◆ Set exercise ◆
Set out every line bearing the string "most".

◆ Supplied information ◆

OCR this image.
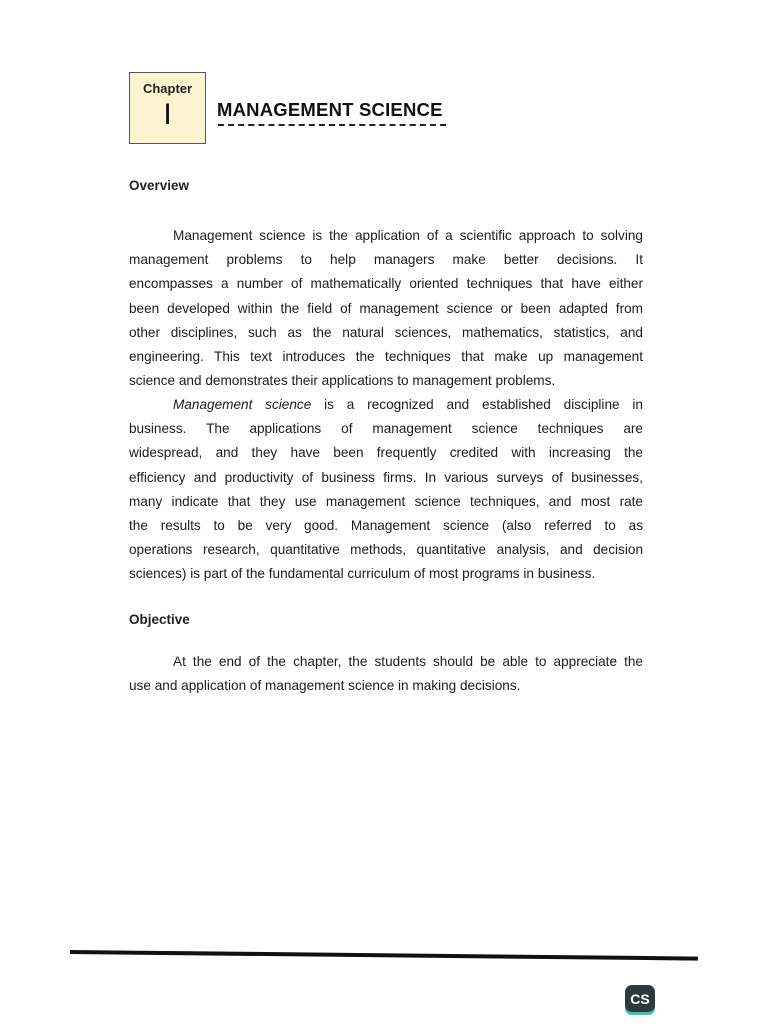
Chapter
I	MANAGEMENT SCIENCE
Overview

Management science is the application of a scientific approach to solving
management problems to help managers make better decisions. It
encompasses a number of mathematically oriented techniques that have either
been developed within the field of management science or been adapted from
other disciplines, such as the natural sciences, mathematics, statistics, and
engineering. This text introduces the techniques that make up management
science and demonstrates their applications to management problems.

Management science is a recognized and established discipline in
business. The applications of management science techniques are
widespread, and they have been frequently credited with increasing the
efficiency and productivity of business firms. In various surveys of businesses,
many indicate that they use management science techniques, and most rate
the results to be very good. Management science (also referred to as
operations research, quantitative methods, quantitative analysis, and decision
sciences) is part of the fundamental curriculum of most programs in business.

Objective

At the end of the chapter, the students should be able to appreciate the
use and application of management science in making decisions.

CS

◆ Completed exercise ◆
many indicate that they use management science techniques, and most rate
sciences) is part of the fundamental curriculum of most programs in business.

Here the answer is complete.